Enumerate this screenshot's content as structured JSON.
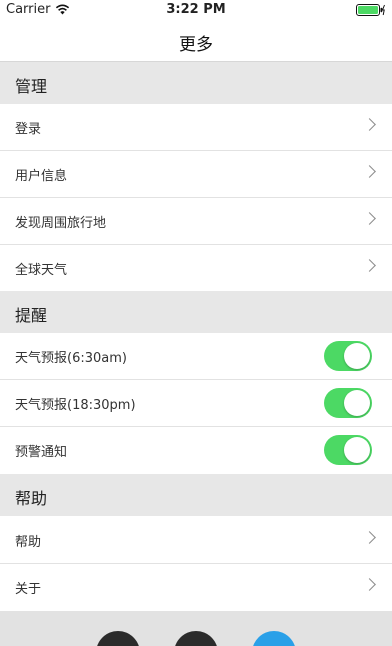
{
  "status_bar": {
    "carrier": "Carrier",
    "time": "3:22 PM",
    "wifi_icon": "wifi-icon",
    "battery_icon": "battery-icon"
  },
  "nav": {
    "title": "更多"
  },
  "sections": {
    "manage": {
      "title": "管理",
      "items": [
        "登录",
        "用户信息",
        "发现周围旅行地",
        "全球天气"
      ]
    },
    "remind": {
      "title": "提醒",
      "items": [
        {
          "label": "天气预报(6:30am)",
          "on": true
        },
        {
          "label": "天气预报(18:30pm)",
          "on": true
        },
        {
          "label": "预警通知",
          "on": true
        }
      ]
    },
    "help": {
      "title": "帮助",
      "items": [
        "帮助",
        "关于"
      ]
    }
  },
  "bottom_buttons": {
    "icons": [
      "dark-circle-icon",
      "dark-circle-icon",
      "blue-circle-icon"
    ],
    "colors": [
      "#2b2b2b",
      "#2b2b2b",
      "#2aa0e8"
    ]
  },
  "colors": {
    "toggle_on": "#4cd964",
    "section_bg": "#e7e7e7"
  }
}
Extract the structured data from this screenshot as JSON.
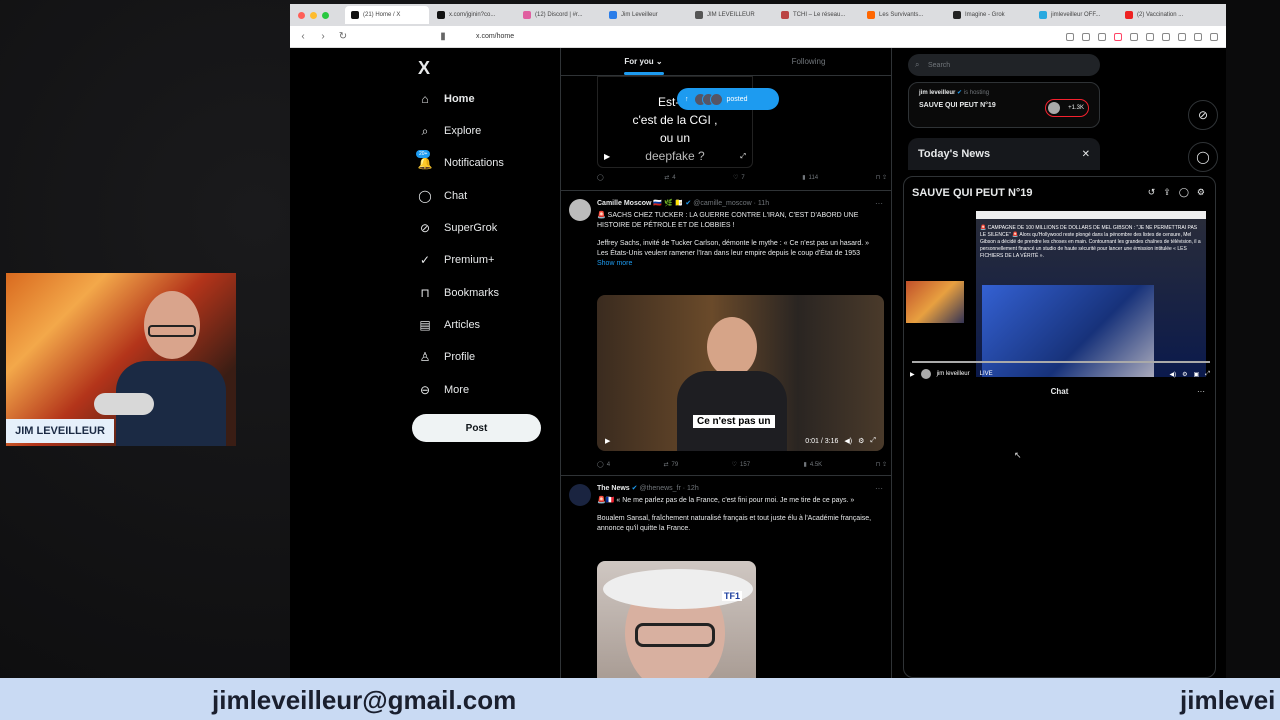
{
  "browser": {
    "tabs": [
      {
        "label": "(21) Home / X",
        "active": true,
        "color": "#111"
      },
      {
        "label": "x.com/jginin?co...",
        "active": false,
        "color": "#111"
      },
      {
        "label": "(12) Discord | #r...",
        "active": false,
        "color": "#e05fa0"
      },
      {
        "label": "Jim Leveilleur",
        "active": false,
        "color": "#2b7de9"
      },
      {
        "label": "JIM LEVEILLEUR",
        "active": false,
        "color": "#555"
      },
      {
        "label": "TCHI – Le réseau...",
        "active": false,
        "color": "#b44"
      },
      {
        "label": "Les Survivants...",
        "active": false,
        "color": "#f60"
      },
      {
        "label": "Imagine - Grok",
        "active": false,
        "color": "#222"
      },
      {
        "label": "jimleveilleur OFF...",
        "active": false,
        "color": "#29a9e0"
      },
      {
        "label": "(2) Vaccination ...",
        "active": false,
        "color": "#e22"
      }
    ],
    "url": "x.com/home"
  },
  "nav": {
    "logo": "X",
    "items": [
      {
        "label": "Home",
        "icon": "home-icon",
        "glyph": "⌂",
        "bold": true
      },
      {
        "label": "Explore",
        "icon": "search-icon",
        "glyph": "⌕"
      },
      {
        "label": "Notifications",
        "icon": "bell-icon",
        "glyph": "🔔",
        "badge": "20+"
      },
      {
        "label": "Chat",
        "icon": "chat-icon",
        "glyph": "◯"
      },
      {
        "label": "SuperGrok",
        "icon": "grok-icon",
        "glyph": "⊘"
      },
      {
        "label": "Premium+",
        "icon": "premium-icon",
        "glyph": "✓"
      },
      {
        "label": "Bookmarks",
        "icon": "bookmark-icon",
        "glyph": "⊓"
      },
      {
        "label": "Articles",
        "icon": "articles-icon",
        "glyph": "▤"
      },
      {
        "label": "Profile",
        "icon": "profile-icon",
        "glyph": "♙"
      },
      {
        "label": "More",
        "icon": "more-icon",
        "glyph": "⊖"
      }
    ],
    "post": "Post"
  },
  "feed": {
    "tabs": [
      "For you",
      "Following"
    ],
    "video_text": [
      "Est-ce",
      "c'est de la CGI ,",
      "ou un",
      "deepfake ?"
    ],
    "posted_pill": "posted",
    "tweet1_actions": {
      "replies": "",
      "reposts": "4",
      "likes": "7",
      "views": "114"
    },
    "tweet2": {
      "name": "Camille Moscow",
      "flags": "🇷🇺 🌿 🇻🇦",
      "handle": "@camille_moscow · 11h",
      "line1": "🚨 SACHS CHEZ TUCKER : LA GUERRE CONTRE L'IRAN, C'EST D'ABORD UNE HISTOIRE DE PÉTROLE ET DE LOBBIES !",
      "line2": "Jeffrey Sachs, invité de Tucker Carlson, démonte le mythe : « Ce n'est pas un hasard. » Les États-Unis veulent ramener l'Iran dans leur empire depuis le coup d'État de 1953",
      "showmore": "Show more",
      "subtitle": "Ce n'est pas un",
      "time": "0:01 / 3:16",
      "actions": {
        "replies": "4",
        "reposts": "79",
        "likes": "157",
        "views": "4.5K"
      }
    },
    "tweet3": {
      "name": "The News",
      "handle": "@thenews_fr · 12h",
      "line1": "🚨🇫🇷 « Ne me parlez pas de la France, c'est fini pour moi. Je me tire de ce pays. »",
      "line2": "Boualem Sansal, fraîchement naturalisé français et tout juste élu à l'Académie française, annonce qu'il quitte la France.",
      "logo": "TF1"
    }
  },
  "right": {
    "search_placeholder": "Search",
    "host": "jim leveilleur",
    "hosting": "is hosting",
    "space_title": "SAUVE QUI PEUT N°19",
    "count": "+1.3K",
    "todays_news": "Today's News",
    "panel_title": "SAUVE QUI PEUT N°19",
    "thumb_text": "🚨 CAMPAGNE DE 100 MILLIONS DE DOLLARS DE MEL GIBSON : \"JE NE PERMETTRAI PAS LE SILENCE\" 🚨 Alors qu'Hollywood reste plongé dans la pénombre des listes de censure, Mel Gibson a décidé de prendre les choses en main. Contournant les grandes chaînes de télévision, il a personnellement financé un studio de haute sécurité pour lancer une émission intitulée « LES FICHIERS DE LA VÉRITÉ ».",
    "live_user": "jim leveilleur",
    "live": "LIVE",
    "chat": "Chat"
  },
  "overlay": {
    "name": "JIM LEVEILLEUR",
    "email": "jimleveilleur@gmail.com",
    "email_partial": "jimlevei"
  },
  "colors": {
    "accent": "#1d9bf0",
    "banner": "#c9daf3"
  }
}
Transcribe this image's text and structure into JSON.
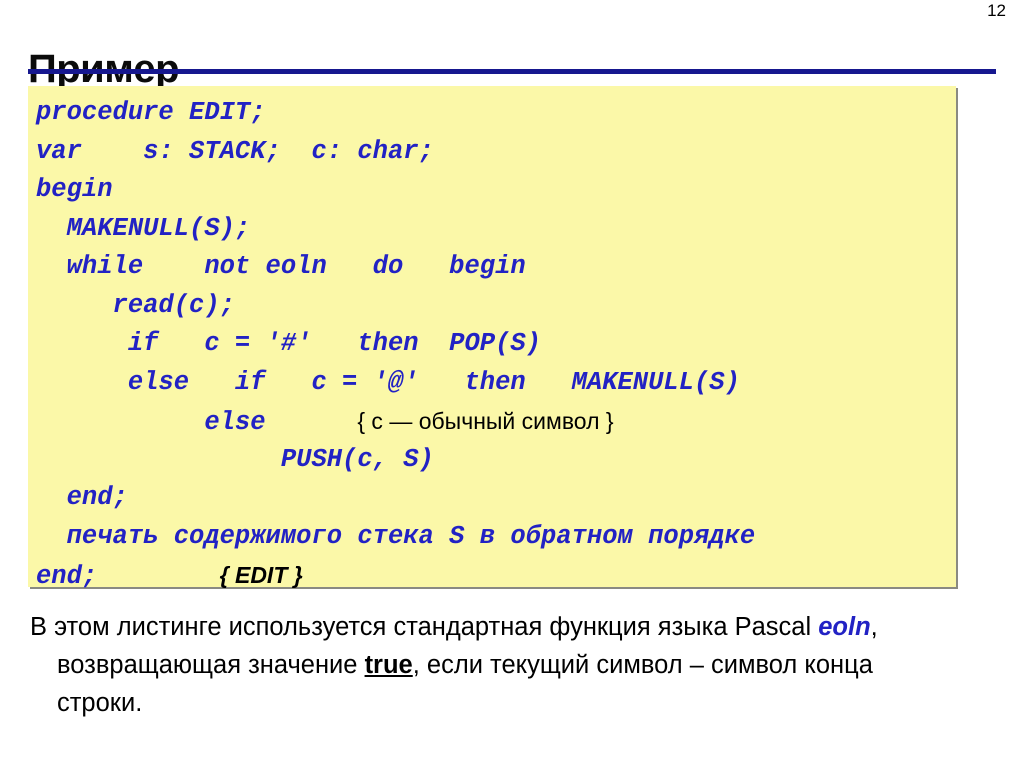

:::

What is required. Each line in the entries above that includes the string "screenshot" should be extracted.

Final result.
Enumerate this screenshot's content as structured JSON.
Extract the structured data from this screenshot as JSON.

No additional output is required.